= EXERCISE PROMPT =
Keep the pictures out of the copy and repeat the records exactly.

==*==

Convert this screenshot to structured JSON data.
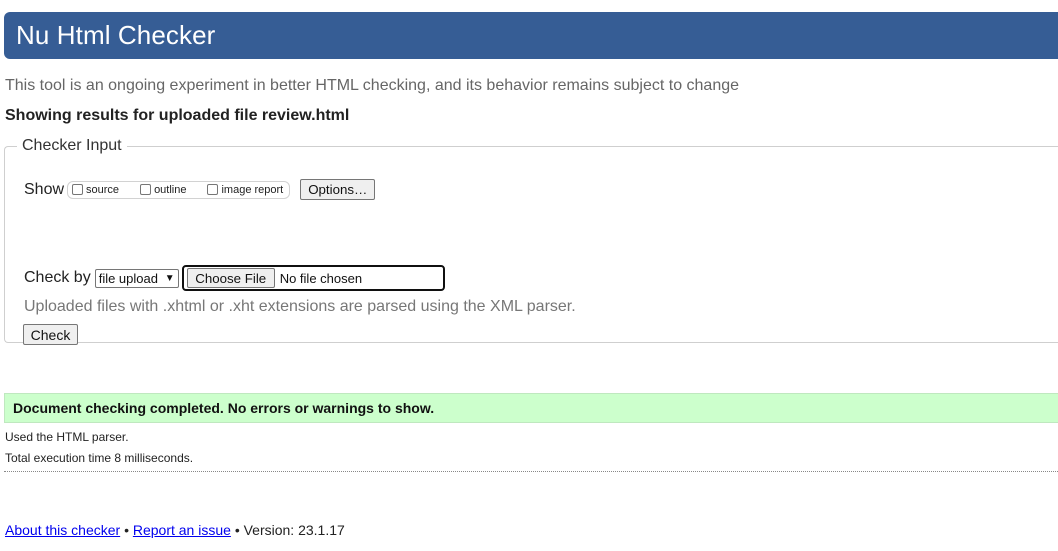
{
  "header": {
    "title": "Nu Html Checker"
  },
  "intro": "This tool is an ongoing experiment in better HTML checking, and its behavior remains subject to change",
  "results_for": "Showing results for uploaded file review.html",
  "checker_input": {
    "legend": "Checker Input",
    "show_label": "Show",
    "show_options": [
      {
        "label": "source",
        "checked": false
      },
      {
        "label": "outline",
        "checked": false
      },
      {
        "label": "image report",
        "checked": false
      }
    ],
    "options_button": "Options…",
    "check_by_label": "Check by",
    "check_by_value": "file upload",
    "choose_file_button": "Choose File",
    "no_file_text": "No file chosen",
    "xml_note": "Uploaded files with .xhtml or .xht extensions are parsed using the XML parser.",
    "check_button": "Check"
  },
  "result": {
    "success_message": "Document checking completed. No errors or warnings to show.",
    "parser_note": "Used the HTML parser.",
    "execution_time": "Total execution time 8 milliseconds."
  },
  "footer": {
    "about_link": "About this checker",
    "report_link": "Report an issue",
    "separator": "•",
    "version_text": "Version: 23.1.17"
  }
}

==*==

= REPLY =
Convert this screenshot to structured JSON data.
{
  "header": {
    "title": "Nu Html Checker"
  },
  "intro": "This tool is an ongoing experiment in better HTML checking, and its behavior remains subject to change",
  "results_for": "Showing results for uploaded file review.html",
  "checker_input": {
    "legend": "Checker Input",
    "show_label": "Show",
    "show_options": [
      {
        "label": "source",
        "checked": false
      },
      {
        "label": "outline",
        "checked": false
      },
      {
        "label": "image report",
        "checked": false
      }
    ],
    "options_button": "Options…",
    "check_by_label": "Check by",
    "check_by_value": "file upload",
    "choose_file_button": "Choose File",
    "no_file_text": "No file chosen",
    "xml_note": "Uploaded files with .xhtml or .xht extensions are parsed using the XML parser.",
    "check_button": "Check"
  },
  "result": {
    "success_message": "Document checking completed. No errors or warnings to show.",
    "parser_note": "Used the HTML parser.",
    "execution_time": "Total execution time 8 milliseconds."
  },
  "footer": {
    "about_link": "About this checker",
    "report_link": "Report an issue",
    "separator": "•",
    "version_text": "Version: 23.1.17"
  }
}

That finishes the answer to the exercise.